Start DATA EXTRACT

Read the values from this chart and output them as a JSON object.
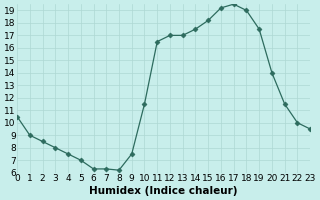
{
  "x": [
    0,
    1,
    2,
    3,
    4,
    5,
    6,
    7,
    8,
    9,
    10,
    11,
    12,
    13,
    14,
    15,
    16,
    17,
    18,
    19,
    20,
    21,
    22,
    23
  ],
  "y": [
    10.5,
    9.0,
    8.5,
    8.0,
    7.5,
    7.0,
    6.3,
    6.3,
    6.2,
    7.5,
    11.5,
    16.5,
    17.0,
    17.0,
    17.5,
    18.2,
    19.2,
    19.5,
    19.0,
    17.5,
    14.0,
    11.5,
    10.0,
    9.5
  ],
  "xlim": [
    0,
    23
  ],
  "ylim": [
    6,
    19.5
  ],
  "xticks": [
    0,
    1,
    2,
    3,
    4,
    5,
    6,
    7,
    8,
    9,
    10,
    11,
    12,
    13,
    14,
    15,
    16,
    17,
    18,
    19,
    20,
    21,
    22,
    23
  ],
  "yticks": [
    6,
    7,
    8,
    9,
    10,
    11,
    12,
    13,
    14,
    15,
    16,
    17,
    18,
    19
  ],
  "xlabel": "Humidex (Indice chaleur)",
  "line_color": "#2d6b5e",
  "marker": "D",
  "marker_size": 2.5,
  "bg_color": "#c8eeeb",
  "grid_color": "#aed8d4",
  "xlabel_fontsize": 7.5,
  "tick_fontsize": 6.5
}
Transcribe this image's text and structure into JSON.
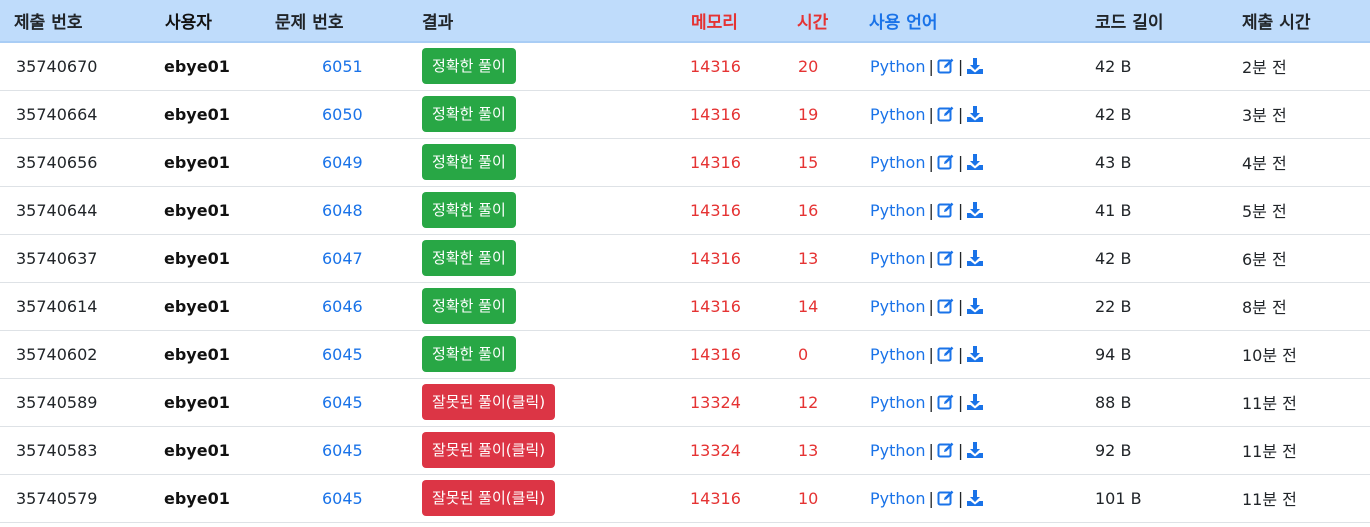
{
  "columns": {
    "id": "제출 번호",
    "user": "사용자",
    "problem": "문제 번호",
    "result": "결과",
    "memory": "메모리",
    "time": "시간",
    "language": "사용 언어",
    "code_length": "코드 길이",
    "submitted": "제출 시간"
  },
  "colors": {
    "header_bg": "#bfdcfb",
    "link": "#1a73e8",
    "accepted": "#28a745",
    "wrong": "#dc3545",
    "stat": "#e53333"
  },
  "icons": {
    "edit": "edit-icon",
    "download": "download-icon"
  },
  "separator": "|",
  "rows": [
    {
      "id": "35740670",
      "user": "ebye01",
      "problem": "6051",
      "result": "정확한 풀이",
      "status": "ok",
      "memory": "14316",
      "time": "20",
      "language": "Python",
      "code_length": "42 B",
      "submitted": "2분 전"
    },
    {
      "id": "35740664",
      "user": "ebye01",
      "problem": "6050",
      "result": "정확한 풀이",
      "status": "ok",
      "memory": "14316",
      "time": "19",
      "language": "Python",
      "code_length": "42 B",
      "submitted": "3분 전"
    },
    {
      "id": "35740656",
      "user": "ebye01",
      "problem": "6049",
      "result": "정확한 풀이",
      "status": "ok",
      "memory": "14316",
      "time": "15",
      "language": "Python",
      "code_length": "43 B",
      "submitted": "4분 전"
    },
    {
      "id": "35740644",
      "user": "ebye01",
      "problem": "6048",
      "result": "정확한 풀이",
      "status": "ok",
      "memory": "14316",
      "time": "16",
      "language": "Python",
      "code_length": "41 B",
      "submitted": "5분 전"
    },
    {
      "id": "35740637",
      "user": "ebye01",
      "problem": "6047",
      "result": "정확한 풀이",
      "status": "ok",
      "memory": "14316",
      "time": "13",
      "language": "Python",
      "code_length": "42 B",
      "submitted": "6분 전"
    },
    {
      "id": "35740614",
      "user": "ebye01",
      "problem": "6046",
      "result": "정확한 풀이",
      "status": "ok",
      "memory": "14316",
      "time": "14",
      "language": "Python",
      "code_length": "22 B",
      "submitted": "8분 전"
    },
    {
      "id": "35740602",
      "user": "ebye01",
      "problem": "6045",
      "result": "정확한 풀이",
      "status": "ok",
      "memory": "14316",
      "time": "0",
      "language": "Python",
      "code_length": "94 B",
      "submitted": "10분 전"
    },
    {
      "id": "35740589",
      "user": "ebye01",
      "problem": "6045",
      "result": "잘못된 풀이(클릭)",
      "status": "wrong",
      "memory": "13324",
      "time": "12",
      "language": "Python",
      "code_length": "88 B",
      "submitted": "11분 전"
    },
    {
      "id": "35740583",
      "user": "ebye01",
      "problem": "6045",
      "result": "잘못된 풀이(클릭)",
      "status": "wrong",
      "memory": "13324",
      "time": "13",
      "language": "Python",
      "code_length": "92 B",
      "submitted": "11분 전"
    },
    {
      "id": "35740579",
      "user": "ebye01",
      "problem": "6045",
      "result": "잘못된 풀이(클릭)",
      "status": "wrong",
      "memory": "14316",
      "time": "10",
      "language": "Python",
      "code_length": "101 B",
      "submitted": "11분 전"
    }
  ]
}
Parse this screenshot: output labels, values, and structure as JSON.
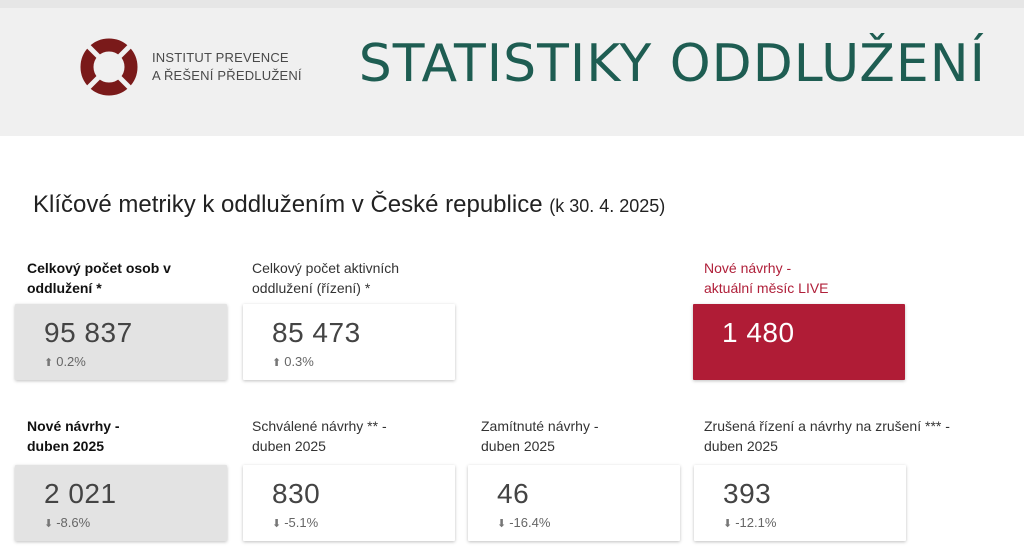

End DATA EXTRACT

TASK:
Transcribe all entries above exactly. Drop the pictures.

TASK OUTPUT:
Read the values from this chart and output them as a JSON object.
{
  "x": [
    0,
    1,
    2,
    3,
    4,
    5,
    6,
    7,
    8,
    9,
    10,
    11,
    12,
    13,
    14,
    15,
    16,
    17,
    18,
    19,
    20,
    21,
    22,
    23
  ],
  "y": [
    10.5,
    9.0,
    8.5,
    8.0,
    7.5,
    7.0,
    6.3,
    6.3,
    6.2,
    7.5,
    11.5,
    16.5,
    17.0,
    17.0,
    17.5,
    18.2,
    19.2,
    19.5,
    19.0,
    17.5,
    14.0,
    11.5,
    10.0,
    9.5
  ],
  "xlim": [
    0,
    23
  ],
  "ylim": [
    6,
    19.5
  ],
  "xticks": [
    0,
    1,
    2,
    3,
    4,
    5,
    6,
    7,
    8,
    9,
    10,
    11,
    12,
    13,
    14,
    15,
    16,
    17,
    18,
    19,
    20,
    21,
    22,
    23
  ],
  "yticks": [
    6,
    7,
    8,
    9,
    10,
    11,
    12,
    13,
    14,
    15,
    16,
    17,
    18,
    19
  ],
  "xlabel": "Humidex (Indice chaleur)",
  "line_color": "#2d6b5e",
  "marker": "D",
  "marker_size": 2.5,
  "bg_color": "#c8eeeb",
  "grid_color": "#aed8d4",
  "xlabel_fontsize": 7.5,
  "tick_fontsize": 6.5
}
Transcribe this image's text and structure into JSON.
{
  "columns": {
    "id": "제출 번호",
    "user": "사용자",
    "problem": "문제 번호",
    "result": "결과",
    "memory": "메모리",
    "time": "시간",
    "language": "사용 언어",
    "code_length": "코드 길이",
    "submitted": "제출 시간"
  },
  "colors": {
    "header_bg": "#bfdcfb",
    "link": "#1a73e8",
    "accepted": "#28a745",
    "wrong": "#dc3545",
    "stat": "#e53333"
  },
  "icons": {
    "edit": "edit-icon",
    "download": "download-icon"
  },
  "separator": "|",
  "rows": [
    {
      "id": "35740670",
      "user": "ebye01",
      "problem": "6051",
      "result": "정확한 풀이",
      "status": "ok",
      "memory": "14316",
      "time": "20",
      "language": "Python",
      "code_length": "42 B",
      "submitted": "2분 전"
    },
    {
      "id": "35740664",
      "user": "ebye01",
      "problem": "6050",
      "result": "정확한 풀이",
      "status": "ok",
      "memory": "14316",
      "time": "19",
      "language": "Python",
      "code_length": "42 B",
      "submitted": "3분 전"
    },
    {
      "id": "35740656",
      "user": "ebye01",
      "problem": "6049",
      "result": "정확한 풀이",
      "status": "ok",
      "memory": "14316",
      "time": "15",
      "language": "Python",
      "code_length": "43 B",
      "submitted": "4분 전"
    },
    {
      "id": "35740644",
      "user": "ebye01",
      "problem": "6048",
      "result": "정확한 풀이",
      "status": "ok",
      "memory": "14316",
      "time": "16",
      "language": "Python",
      "code_length": "41 B",
      "submitted": "5분 전"
    },
    {
      "id": "35740637",
      "user": "ebye01",
      "problem": "6047",
      "result": "정확한 풀이",
      "status": "ok",
      "memory": "14316",
      "time": "13",
      "language": "Python",
      "code_length": "42 B",
      "submitted": "6분 전"
    },
    {
      "id": "35740614",
      "user": "ebye01",
      "problem": "6046",
      "result": "정확한 풀이",
      "status": "ok",
      "memory": "14316",
      "time": "14",
      "language": "Python",
      "code_length": "22 B",
      "submitted": "8분 전"
    },
    {
      "id": "35740602",
      "user": "ebye01",
      "problem": "6045",
      "result": "정확한 풀이",
      "status": "ok",
      "memory": "14316",
      "time": "0",
      "language": "Python",
      "code_length": "94 B",
      "submitted": "10분 전"
    },
    {
      "id": "35740589",
      "user": "ebye01",
      "problem": "6045",
      "result": "잘못된 풀이(클릭)",
      "status": "wrong",
      "memory": "13324",
      "time": "12",
      "language": "Python",
      "code_length": "88 B",
      "submitted": "11분 전"
    },
    {
      "id": "35740583",
      "user": "ebye01",
      "problem": "6045",
      "result": "잘못된 풀이(클릭)",
      "status": "wrong",
      "memory": "13324",
      "time": "13",
      "language": "Python",
      "code_length": "92 B",
      "submitted": "11분 전"
    },
    {
      "id": "35740579",
      "user": "ebye01",
      "problem": "6045",
      "result": "잘못된 풀이(클릭)",
      "status": "wrong",
      "memory": "14316",
      "time": "10",
      "language": "Python",
      "code_length": "101 B",
      "submitted": "11분 전"
    }
  ]
}
Parse this screenshot: output labels, values, and structure as JSON.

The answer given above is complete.